◆ **Task objective**: Can you copy out the data exactly? Leave the images out.
--- start of Records for this task ---
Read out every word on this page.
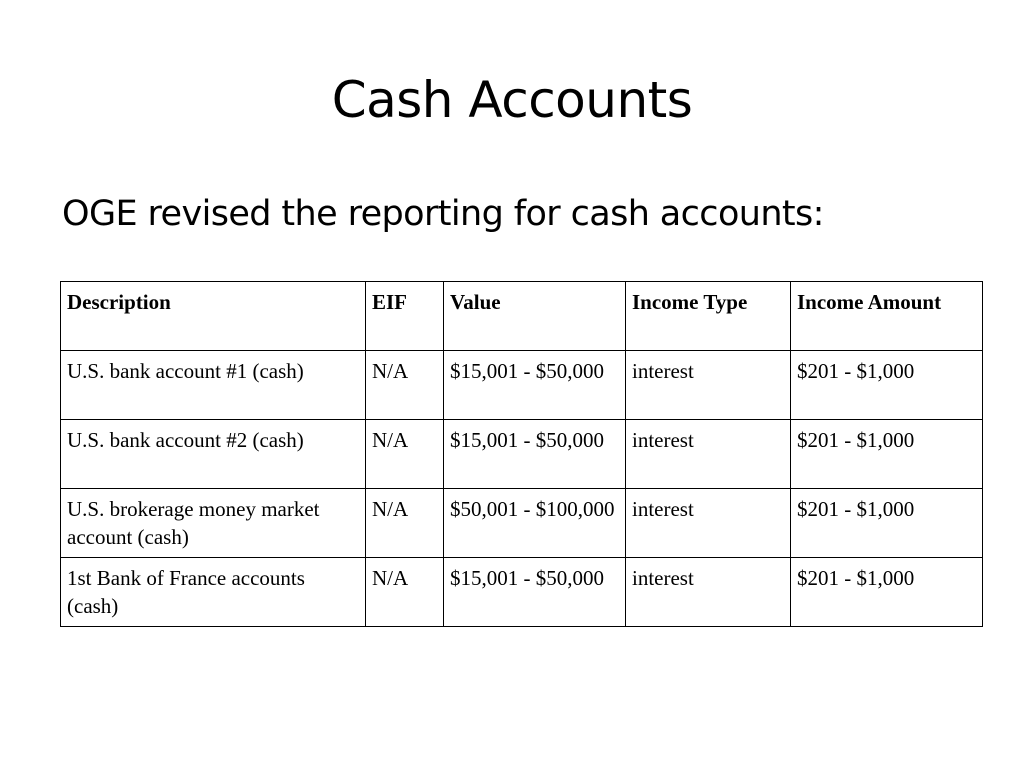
Cash Accounts
OGE revised the reporting for cash accounts:
Description	EIF	Value	Income Type	Income Amount
U.S. bank account #1 (cash)	N/A	$15,001 - $50,000	interest	$201 - $1,000
U.S. bank account #2 (cash)	N/A	$15,001 - $50,000	interest	$201 - $1,000
U.S. brokerage money market account (cash)	N/A	$50,001 - $100,000	interest	$201 - $1,000
1st Bank of France accounts (cash)	N/A	$15,001 - $50,000	interest	$201 - $1,000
--- end of Records for this task ---
◆ **Response to the task**:
Read out every word on this page.
Cash Accounts
OGE revised the reporting for cash accounts:
Description	EIF	Value	Income Type	Income Amount
U.S. bank account #1 (cash)	N/A	$15,001 - $50,000	interest	$201 - $1,000
U.S. bank account #2 (cash)	N/A	$15,001 - $50,000	interest	$201 - $1,000
U.S. brokerage money market account (cash)	N/A	$50,001 - $100,000	interest	$201 - $1,000
1st Bank of France accounts (cash)	N/A	$15,001 - $50,000	interest	$201 - $1,000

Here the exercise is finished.